**To do:**
Print the data exactly as it is given, please.

**Source material:**

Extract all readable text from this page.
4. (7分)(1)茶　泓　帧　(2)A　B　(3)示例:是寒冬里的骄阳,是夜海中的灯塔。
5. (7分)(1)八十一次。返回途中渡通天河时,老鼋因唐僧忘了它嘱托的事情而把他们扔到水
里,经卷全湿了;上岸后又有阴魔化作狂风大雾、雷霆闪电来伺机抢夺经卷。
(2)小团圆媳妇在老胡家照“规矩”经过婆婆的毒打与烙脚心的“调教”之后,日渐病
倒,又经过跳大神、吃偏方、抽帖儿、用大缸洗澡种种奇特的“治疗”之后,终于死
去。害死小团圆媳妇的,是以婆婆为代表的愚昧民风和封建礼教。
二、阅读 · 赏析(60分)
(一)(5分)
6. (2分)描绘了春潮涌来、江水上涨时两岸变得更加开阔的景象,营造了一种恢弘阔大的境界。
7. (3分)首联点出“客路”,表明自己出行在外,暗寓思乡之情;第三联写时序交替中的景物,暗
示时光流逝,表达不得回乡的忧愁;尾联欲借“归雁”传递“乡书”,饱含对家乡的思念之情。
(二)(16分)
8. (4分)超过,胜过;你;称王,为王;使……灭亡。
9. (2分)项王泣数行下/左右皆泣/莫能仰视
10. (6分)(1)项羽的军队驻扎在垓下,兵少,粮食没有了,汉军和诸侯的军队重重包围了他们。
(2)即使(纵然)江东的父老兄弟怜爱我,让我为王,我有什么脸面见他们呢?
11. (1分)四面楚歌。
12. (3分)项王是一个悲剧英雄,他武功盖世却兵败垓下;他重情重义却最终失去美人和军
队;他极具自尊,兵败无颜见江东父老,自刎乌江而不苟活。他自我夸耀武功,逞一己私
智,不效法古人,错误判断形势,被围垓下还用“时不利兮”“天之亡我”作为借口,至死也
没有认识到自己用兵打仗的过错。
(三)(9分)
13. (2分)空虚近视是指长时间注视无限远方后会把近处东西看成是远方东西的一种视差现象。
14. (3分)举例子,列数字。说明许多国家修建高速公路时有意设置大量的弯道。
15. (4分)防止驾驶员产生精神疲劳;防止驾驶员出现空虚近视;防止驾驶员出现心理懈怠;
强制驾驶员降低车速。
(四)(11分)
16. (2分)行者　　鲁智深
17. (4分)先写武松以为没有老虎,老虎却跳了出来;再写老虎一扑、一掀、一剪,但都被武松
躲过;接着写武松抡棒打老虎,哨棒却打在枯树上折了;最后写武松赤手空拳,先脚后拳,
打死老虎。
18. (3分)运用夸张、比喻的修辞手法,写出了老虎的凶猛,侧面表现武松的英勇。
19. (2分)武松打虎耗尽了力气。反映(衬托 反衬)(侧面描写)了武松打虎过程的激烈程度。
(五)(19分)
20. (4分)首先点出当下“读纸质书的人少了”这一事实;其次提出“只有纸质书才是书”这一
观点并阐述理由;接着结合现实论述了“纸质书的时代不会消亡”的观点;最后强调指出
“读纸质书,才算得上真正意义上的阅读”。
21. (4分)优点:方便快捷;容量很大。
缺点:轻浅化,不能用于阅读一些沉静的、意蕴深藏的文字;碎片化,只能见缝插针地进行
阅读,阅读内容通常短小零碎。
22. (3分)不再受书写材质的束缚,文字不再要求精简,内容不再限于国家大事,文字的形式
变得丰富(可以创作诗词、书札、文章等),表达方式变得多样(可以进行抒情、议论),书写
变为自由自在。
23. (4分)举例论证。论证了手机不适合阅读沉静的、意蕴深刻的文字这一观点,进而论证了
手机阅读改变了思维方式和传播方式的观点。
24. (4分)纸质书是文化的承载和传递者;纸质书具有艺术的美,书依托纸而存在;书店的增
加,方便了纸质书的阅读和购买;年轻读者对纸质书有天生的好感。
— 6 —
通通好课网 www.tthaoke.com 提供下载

**Answer to the task:**
Extract all readable text from this page.
4. (7分)(1)茶　泓　帧　(2)A　B　(3)示例:是寒冬里的骄阳,是夜海中的灯塔。
5. (7分)(1)八十一次。返回途中渡通天河时,老鼋因唐僧忘了它嘱托的事情而把他们扔到水
里,经卷全湿了;上岸后又有阴魔化作狂风大雾、雷霆闪电来伺机抢夺经卷。
(2)小团圆媳妇在老胡家照“规矩”经过婆婆的毒打与烙脚心的“调教”之后,日渐病
倒,又经过跳大神、吃偏方、抽帖儿、用大缸洗澡种种奇特的“治疗”之后,终于死
去。害死小团圆媳妇的,是以婆婆为代表的愚昧民风和封建礼教。
二、阅读 · 赏析(60分)
(一)(5分)
6. (2分)描绘了春潮涌来、江水上涨时两岸变得更加开阔的景象,营造了一种恢弘阔大的境界。
7. (3分)首联点出“客路”,表明自己出行在外,暗寓思乡之情;第三联写时序交替中的景物,暗
示时光流逝,表达不得回乡的忧愁;尾联欲借“归雁”传递“乡书”,饱含对家乡的思念之情。
(二)(16分)
8. (4分)超过,胜过;你;称王,为王;使……灭亡。
9. (2分)项王泣数行下/左右皆泣/莫能仰视
10. (6分)(1)项羽的军队驻扎在垓下,兵少,粮食没有了,汉军和诸侯的军队重重包围了他们。
(2)即使(纵然)江东的父老兄弟怜爱我,让我为王,我有什么脸面见他们呢?
11. (1分)四面楚歌。
12. (3分)项王是一个悲剧英雄,他武功盖世却兵败垓下;他重情重义却最终失去美人和军
队;他极具自尊,兵败无颜见江东父老,自刎乌江而不苟活。他自我夸耀武功,逞一己私
智,不效法古人,错误判断形势,被围垓下还用“时不利兮”“天之亡我”作为借口,至死也
没有认识到自己用兵打仗的过错。
(三)(9分)
13. (2分)空虚近视是指长时间注视无限远方后会把近处东西看成是远方东西的一种视差现象。
14. (3分)举例子,列数字。说明许多国家修建高速公路时有意设置大量的弯道。
15. (4分)防止驾驶员产生精神疲劳;防止驾驶员出现空虚近视;防止驾驶员出现心理懈怠;
强制驾驶员降低车速。
(四)(11分)
16. (2分)行者　　鲁智深
17. (4分)先写武松以为没有老虎,老虎却跳了出来;再写老虎一扑、一掀、一剪,但都被武松
躲过;接着写武松抡棒打老虎,哨棒却打在枯树上折了;最后写武松赤手空拳,先脚后拳,
打死老虎。
18. (3分)运用夸张、比喻的修辞手法,写出了老虎的凶猛,侧面表现武松的英勇。
19. (2分)武松打虎耗尽了力气。反映(衬托 反衬)(侧面描写)了武松打虎过程的激烈程度。
(五)(19分)
20. (4分)首先点出当下“读纸质书的人少了”这一事实;其次提出“只有纸质书才是书”这一
观点并阐述理由;接着结合现实论述了“纸质书的时代不会消亡”的观点;最后强调指出
“读纸质书,才算得上真正意义上的阅读”。
21. (4分)优点:方便快捷;容量很大。
缺点:轻浅化,不能用于阅读一些沉静的、意蕴深藏的文字;碎片化,只能见缝插针地进行
阅读,阅读内容通常短小零碎。
22. (3分)不再受书写材质的束缚,文字不再要求精简,内容不再限于国家大事,文字的形式
变得丰富(可以创作诗词、书札、文章等),表达方式变得多样(可以进行抒情、议论),书写
变为自由自在。
23. (4分)举例论证。论证了手机不适合阅读沉静的、意蕴深刻的文字这一观点,进而论证了
手机阅读改变了思维方式和传播方式的观点。
24. (4分)纸质书是文化的承载和传递者;纸质书具有艺术的美,书依托纸而存在;书店的增
加,方便了纸质书的阅读和购买;年轻读者对纸质书有天生的好感。
— 6 —
通通好课网 www.tthaoke.com 提供下载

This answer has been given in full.